- [Directions for this task]
Sort through the data and copy the lines holding the word "screenshot".

____

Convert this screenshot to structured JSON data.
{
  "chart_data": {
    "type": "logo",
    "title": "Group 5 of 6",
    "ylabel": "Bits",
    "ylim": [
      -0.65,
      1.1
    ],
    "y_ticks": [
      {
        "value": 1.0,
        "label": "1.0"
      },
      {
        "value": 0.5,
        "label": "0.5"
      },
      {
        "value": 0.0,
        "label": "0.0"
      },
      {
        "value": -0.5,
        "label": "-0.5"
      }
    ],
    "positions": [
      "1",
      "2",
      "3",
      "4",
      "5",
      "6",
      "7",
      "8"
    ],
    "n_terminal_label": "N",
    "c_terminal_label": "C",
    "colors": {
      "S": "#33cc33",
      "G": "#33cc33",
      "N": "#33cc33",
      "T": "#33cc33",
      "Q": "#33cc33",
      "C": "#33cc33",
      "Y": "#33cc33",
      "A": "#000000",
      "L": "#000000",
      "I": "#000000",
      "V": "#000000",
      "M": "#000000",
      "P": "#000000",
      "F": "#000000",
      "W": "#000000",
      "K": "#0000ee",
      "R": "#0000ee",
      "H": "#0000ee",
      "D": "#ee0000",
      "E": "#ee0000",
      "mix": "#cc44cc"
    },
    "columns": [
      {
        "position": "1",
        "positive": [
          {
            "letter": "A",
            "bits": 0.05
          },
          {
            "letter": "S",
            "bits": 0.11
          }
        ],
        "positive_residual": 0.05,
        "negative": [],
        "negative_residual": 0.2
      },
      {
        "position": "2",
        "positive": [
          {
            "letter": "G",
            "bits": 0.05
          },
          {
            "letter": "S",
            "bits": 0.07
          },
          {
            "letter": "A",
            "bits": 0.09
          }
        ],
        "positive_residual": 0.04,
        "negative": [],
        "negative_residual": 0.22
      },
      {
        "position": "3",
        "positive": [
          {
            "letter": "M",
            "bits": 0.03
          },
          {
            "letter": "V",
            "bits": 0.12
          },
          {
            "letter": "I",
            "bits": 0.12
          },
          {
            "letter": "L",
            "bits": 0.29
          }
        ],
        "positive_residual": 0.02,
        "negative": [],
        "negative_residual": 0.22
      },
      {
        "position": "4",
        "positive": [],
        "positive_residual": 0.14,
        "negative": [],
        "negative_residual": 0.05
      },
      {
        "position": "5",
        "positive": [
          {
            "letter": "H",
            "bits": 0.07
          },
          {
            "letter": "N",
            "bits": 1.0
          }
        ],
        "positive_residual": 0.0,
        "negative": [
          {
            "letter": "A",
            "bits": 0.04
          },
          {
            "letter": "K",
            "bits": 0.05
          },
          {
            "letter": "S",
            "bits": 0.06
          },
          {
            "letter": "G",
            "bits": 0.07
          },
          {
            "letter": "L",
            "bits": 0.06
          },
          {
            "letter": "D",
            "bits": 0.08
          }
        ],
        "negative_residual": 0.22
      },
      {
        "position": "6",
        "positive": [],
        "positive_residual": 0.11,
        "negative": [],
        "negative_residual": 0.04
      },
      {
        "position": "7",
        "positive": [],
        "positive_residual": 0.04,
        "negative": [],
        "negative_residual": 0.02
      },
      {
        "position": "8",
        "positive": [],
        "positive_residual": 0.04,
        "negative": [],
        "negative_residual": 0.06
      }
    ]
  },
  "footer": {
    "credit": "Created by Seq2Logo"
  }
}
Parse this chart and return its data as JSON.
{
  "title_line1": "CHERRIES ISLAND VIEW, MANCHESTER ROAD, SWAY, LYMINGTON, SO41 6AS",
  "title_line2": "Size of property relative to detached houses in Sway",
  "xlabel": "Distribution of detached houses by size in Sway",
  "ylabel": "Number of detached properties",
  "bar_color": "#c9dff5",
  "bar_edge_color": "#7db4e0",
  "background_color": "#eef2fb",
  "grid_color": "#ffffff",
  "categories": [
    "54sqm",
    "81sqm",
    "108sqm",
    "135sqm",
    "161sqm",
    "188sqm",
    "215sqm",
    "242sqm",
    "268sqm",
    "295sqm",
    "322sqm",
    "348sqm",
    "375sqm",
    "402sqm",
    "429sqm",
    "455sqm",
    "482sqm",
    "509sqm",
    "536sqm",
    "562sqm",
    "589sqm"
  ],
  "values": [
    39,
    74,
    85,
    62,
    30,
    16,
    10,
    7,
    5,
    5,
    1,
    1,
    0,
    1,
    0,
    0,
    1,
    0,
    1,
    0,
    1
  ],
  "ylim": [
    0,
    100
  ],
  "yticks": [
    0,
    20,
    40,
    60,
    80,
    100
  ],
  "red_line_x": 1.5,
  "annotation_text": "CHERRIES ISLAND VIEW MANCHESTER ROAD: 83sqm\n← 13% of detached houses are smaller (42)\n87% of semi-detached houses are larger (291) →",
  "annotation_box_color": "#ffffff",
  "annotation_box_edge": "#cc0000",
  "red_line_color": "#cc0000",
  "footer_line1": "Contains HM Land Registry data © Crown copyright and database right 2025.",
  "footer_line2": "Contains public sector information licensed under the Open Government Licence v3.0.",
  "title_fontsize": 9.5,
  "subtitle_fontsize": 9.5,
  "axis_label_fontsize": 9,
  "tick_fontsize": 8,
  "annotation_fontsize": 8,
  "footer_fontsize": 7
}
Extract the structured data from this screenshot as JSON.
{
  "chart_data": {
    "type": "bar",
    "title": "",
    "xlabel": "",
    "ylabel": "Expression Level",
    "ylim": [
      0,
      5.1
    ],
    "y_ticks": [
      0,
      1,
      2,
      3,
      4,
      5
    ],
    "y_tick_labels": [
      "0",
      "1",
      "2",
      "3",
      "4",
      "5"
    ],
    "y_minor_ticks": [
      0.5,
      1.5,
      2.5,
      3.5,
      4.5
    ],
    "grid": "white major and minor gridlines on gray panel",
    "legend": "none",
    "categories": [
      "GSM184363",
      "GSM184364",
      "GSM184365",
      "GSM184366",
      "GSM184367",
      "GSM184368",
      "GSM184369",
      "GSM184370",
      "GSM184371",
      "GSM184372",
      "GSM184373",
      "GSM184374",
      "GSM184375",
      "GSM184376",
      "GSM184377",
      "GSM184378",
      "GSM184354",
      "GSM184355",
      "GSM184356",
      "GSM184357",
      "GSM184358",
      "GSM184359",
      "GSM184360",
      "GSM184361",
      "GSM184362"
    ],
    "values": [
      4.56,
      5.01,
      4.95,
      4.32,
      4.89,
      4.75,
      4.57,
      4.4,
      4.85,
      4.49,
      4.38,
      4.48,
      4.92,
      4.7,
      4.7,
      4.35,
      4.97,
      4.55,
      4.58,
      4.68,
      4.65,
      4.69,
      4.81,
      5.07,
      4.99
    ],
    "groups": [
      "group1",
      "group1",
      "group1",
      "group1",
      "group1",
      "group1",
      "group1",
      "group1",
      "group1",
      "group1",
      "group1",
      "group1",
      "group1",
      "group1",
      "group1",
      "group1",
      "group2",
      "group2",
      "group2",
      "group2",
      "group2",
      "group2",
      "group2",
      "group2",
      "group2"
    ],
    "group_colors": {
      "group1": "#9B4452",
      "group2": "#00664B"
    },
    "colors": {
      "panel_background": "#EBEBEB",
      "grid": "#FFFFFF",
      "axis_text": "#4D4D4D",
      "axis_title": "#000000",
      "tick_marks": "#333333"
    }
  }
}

____

- [Task output]
Convert this screenshot to structured JSON data.
Extract the structured data from this screenshot as JSON.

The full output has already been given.